_Aim of the exercise_:
Wherever the string "houses" appears in the listing, copy that line.

_Provided records_:
== == ==

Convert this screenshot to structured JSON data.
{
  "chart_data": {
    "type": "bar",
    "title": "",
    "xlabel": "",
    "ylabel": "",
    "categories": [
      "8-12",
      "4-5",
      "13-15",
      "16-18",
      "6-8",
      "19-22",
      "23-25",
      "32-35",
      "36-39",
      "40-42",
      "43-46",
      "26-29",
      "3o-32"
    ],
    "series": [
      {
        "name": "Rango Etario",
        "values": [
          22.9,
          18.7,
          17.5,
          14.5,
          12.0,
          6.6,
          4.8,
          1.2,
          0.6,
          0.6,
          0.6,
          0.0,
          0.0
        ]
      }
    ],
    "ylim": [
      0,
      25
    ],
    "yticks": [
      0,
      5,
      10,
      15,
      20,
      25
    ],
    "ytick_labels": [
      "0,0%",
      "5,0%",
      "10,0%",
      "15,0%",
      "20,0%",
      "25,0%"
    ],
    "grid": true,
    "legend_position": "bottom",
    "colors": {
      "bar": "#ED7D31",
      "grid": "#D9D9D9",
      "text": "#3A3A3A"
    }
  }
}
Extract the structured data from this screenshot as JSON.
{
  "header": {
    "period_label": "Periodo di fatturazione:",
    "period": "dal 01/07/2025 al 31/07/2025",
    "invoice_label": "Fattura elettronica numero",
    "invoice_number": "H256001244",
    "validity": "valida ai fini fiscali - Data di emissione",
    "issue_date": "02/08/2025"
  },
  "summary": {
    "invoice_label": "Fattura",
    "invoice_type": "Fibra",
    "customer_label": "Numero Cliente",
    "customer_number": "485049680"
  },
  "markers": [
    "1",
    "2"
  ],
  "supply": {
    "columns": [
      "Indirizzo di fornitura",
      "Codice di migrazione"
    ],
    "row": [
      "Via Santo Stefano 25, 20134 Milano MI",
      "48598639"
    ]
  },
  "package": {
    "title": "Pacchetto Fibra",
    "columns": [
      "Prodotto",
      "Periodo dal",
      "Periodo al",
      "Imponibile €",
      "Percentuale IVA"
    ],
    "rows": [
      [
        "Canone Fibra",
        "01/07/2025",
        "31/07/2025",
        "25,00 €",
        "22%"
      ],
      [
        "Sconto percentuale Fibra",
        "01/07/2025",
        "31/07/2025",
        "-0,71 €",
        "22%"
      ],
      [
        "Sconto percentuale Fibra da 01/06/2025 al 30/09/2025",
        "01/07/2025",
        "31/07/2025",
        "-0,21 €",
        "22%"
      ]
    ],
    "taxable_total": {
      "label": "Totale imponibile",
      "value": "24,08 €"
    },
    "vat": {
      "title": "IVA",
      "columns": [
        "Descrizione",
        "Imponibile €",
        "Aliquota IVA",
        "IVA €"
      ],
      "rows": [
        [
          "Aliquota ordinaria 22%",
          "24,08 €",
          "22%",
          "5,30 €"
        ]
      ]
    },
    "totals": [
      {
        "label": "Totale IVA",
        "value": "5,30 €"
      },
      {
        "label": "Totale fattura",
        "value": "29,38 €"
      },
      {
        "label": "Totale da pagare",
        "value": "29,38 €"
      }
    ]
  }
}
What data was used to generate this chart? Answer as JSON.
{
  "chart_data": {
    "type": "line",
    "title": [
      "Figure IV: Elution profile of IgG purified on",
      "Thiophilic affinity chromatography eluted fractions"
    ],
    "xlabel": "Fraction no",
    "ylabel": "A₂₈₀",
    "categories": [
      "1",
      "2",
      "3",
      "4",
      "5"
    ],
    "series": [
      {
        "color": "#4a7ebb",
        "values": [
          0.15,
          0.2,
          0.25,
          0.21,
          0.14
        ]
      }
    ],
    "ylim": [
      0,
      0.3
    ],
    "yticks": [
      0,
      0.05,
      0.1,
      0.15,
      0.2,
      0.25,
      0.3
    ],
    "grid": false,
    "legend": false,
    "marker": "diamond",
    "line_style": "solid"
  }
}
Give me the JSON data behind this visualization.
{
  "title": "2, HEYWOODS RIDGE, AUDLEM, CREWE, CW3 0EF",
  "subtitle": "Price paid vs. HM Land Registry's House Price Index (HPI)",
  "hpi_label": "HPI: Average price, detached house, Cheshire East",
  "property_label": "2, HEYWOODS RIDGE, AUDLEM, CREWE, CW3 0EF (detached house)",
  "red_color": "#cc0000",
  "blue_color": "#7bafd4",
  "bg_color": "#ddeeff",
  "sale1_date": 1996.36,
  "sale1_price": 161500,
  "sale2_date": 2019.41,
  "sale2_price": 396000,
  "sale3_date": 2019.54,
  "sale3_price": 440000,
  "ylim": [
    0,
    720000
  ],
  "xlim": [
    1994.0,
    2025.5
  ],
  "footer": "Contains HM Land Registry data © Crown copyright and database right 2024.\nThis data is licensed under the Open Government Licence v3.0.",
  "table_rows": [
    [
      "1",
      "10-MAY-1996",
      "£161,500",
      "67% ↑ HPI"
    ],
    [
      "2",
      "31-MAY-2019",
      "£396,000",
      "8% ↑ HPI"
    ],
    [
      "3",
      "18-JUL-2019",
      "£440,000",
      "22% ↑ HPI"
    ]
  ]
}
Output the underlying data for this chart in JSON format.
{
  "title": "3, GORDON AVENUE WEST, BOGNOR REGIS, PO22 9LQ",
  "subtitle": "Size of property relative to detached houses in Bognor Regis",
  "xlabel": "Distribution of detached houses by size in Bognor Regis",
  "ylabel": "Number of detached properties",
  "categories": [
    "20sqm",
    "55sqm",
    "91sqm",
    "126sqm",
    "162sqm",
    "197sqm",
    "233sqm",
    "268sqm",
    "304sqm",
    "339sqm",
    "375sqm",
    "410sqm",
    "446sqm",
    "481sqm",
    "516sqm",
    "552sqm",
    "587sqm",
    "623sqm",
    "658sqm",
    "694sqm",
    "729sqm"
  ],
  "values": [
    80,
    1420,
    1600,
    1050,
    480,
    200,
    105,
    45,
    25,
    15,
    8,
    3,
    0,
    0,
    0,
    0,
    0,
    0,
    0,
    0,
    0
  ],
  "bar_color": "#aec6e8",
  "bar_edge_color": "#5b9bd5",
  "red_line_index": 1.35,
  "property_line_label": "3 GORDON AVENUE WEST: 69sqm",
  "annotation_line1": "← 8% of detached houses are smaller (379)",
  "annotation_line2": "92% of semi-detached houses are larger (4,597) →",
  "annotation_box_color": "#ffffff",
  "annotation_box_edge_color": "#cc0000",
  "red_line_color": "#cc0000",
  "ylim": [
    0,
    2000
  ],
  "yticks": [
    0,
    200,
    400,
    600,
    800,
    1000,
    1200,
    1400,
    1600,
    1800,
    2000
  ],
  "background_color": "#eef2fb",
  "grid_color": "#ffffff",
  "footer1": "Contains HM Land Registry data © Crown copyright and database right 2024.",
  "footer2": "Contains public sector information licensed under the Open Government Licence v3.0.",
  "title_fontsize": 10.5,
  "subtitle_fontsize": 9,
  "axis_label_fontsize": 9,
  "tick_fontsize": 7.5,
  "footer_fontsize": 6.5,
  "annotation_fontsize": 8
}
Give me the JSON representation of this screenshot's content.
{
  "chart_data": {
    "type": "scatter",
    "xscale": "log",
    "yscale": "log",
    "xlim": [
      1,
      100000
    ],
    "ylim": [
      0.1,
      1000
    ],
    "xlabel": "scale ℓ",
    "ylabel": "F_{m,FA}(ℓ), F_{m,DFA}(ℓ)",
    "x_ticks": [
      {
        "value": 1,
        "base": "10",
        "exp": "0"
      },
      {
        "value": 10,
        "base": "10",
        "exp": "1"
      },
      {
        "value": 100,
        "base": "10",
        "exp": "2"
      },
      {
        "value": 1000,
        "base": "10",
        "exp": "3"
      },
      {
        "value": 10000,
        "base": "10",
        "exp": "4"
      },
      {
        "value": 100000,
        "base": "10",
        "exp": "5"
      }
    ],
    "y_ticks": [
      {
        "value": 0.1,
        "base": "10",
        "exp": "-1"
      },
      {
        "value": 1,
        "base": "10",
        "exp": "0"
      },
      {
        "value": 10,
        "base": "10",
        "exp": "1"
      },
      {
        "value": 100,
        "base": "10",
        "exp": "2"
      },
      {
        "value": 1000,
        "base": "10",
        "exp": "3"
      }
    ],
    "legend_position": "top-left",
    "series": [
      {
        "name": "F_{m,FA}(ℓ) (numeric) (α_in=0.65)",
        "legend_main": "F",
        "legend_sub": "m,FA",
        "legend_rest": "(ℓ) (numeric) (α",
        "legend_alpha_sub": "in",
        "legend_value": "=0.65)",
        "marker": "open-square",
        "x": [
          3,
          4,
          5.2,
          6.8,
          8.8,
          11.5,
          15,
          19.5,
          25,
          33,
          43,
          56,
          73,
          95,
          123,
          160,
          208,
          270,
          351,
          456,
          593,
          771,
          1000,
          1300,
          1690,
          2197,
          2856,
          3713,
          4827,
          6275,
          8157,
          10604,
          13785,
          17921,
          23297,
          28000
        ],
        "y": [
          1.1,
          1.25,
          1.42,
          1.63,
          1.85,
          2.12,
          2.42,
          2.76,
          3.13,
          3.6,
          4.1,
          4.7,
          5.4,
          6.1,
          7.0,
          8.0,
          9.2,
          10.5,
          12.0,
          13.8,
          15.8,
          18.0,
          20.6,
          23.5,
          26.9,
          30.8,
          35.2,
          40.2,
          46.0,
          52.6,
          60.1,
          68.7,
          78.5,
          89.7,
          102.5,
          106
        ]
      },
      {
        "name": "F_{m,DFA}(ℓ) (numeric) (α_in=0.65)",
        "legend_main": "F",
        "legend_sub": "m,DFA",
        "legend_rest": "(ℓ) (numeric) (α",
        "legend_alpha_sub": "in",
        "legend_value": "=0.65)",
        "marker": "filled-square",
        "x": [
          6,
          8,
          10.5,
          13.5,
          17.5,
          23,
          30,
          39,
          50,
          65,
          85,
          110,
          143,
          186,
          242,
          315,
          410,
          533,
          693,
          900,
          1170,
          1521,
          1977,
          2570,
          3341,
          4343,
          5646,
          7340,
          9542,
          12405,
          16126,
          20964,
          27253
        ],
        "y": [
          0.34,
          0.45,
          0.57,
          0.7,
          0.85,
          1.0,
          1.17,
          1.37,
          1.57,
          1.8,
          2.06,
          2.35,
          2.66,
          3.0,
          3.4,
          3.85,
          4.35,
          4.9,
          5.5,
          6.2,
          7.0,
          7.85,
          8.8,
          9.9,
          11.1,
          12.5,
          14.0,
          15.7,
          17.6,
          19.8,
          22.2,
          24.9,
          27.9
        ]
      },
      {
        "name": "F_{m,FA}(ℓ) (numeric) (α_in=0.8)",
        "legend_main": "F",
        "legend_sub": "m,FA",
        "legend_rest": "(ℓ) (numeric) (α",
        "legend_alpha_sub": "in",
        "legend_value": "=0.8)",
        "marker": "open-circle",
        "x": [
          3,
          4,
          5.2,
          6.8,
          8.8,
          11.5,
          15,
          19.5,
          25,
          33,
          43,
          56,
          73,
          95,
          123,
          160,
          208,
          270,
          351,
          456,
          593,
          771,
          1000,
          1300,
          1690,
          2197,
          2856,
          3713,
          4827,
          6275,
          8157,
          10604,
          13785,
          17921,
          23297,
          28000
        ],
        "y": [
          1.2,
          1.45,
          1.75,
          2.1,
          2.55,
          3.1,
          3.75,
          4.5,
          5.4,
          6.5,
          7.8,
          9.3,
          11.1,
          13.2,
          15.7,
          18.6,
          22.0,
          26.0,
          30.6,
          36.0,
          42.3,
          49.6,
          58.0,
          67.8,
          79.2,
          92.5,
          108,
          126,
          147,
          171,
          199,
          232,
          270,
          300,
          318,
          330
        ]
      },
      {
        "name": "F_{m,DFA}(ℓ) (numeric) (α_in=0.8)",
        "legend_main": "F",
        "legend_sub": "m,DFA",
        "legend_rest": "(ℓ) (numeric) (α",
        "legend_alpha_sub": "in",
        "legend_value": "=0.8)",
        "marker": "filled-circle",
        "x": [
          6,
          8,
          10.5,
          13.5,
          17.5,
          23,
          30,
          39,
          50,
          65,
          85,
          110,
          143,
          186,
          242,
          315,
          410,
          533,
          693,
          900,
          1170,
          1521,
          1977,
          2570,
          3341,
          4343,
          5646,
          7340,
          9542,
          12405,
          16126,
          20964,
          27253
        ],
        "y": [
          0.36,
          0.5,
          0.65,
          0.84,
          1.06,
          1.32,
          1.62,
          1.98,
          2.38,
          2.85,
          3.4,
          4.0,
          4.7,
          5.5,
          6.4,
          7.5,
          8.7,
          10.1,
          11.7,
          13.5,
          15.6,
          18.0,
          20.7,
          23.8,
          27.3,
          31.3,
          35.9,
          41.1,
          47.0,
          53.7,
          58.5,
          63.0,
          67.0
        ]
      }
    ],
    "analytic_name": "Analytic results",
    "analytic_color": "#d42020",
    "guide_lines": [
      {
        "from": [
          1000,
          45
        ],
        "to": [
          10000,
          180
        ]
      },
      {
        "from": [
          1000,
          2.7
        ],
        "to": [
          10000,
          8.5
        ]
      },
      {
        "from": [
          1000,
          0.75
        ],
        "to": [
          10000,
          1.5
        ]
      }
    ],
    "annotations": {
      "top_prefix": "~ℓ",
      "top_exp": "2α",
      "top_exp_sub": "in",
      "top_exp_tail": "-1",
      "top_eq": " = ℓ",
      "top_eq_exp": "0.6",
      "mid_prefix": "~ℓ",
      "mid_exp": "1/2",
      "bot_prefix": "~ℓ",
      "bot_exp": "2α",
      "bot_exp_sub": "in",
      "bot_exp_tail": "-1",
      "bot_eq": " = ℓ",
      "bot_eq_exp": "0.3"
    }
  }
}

== == ==

_Correct result_:
  "subtitle": "Size of property relative to detached houses in Bognor Regis",
  "xlabel": "Distribution of detached houses by size in Bognor Regis",
  "annotation_line1": "← 8% of detached houses are smaller (379)",
  "annotation_line2": "92% of semi-detached houses are larger (4,597) →",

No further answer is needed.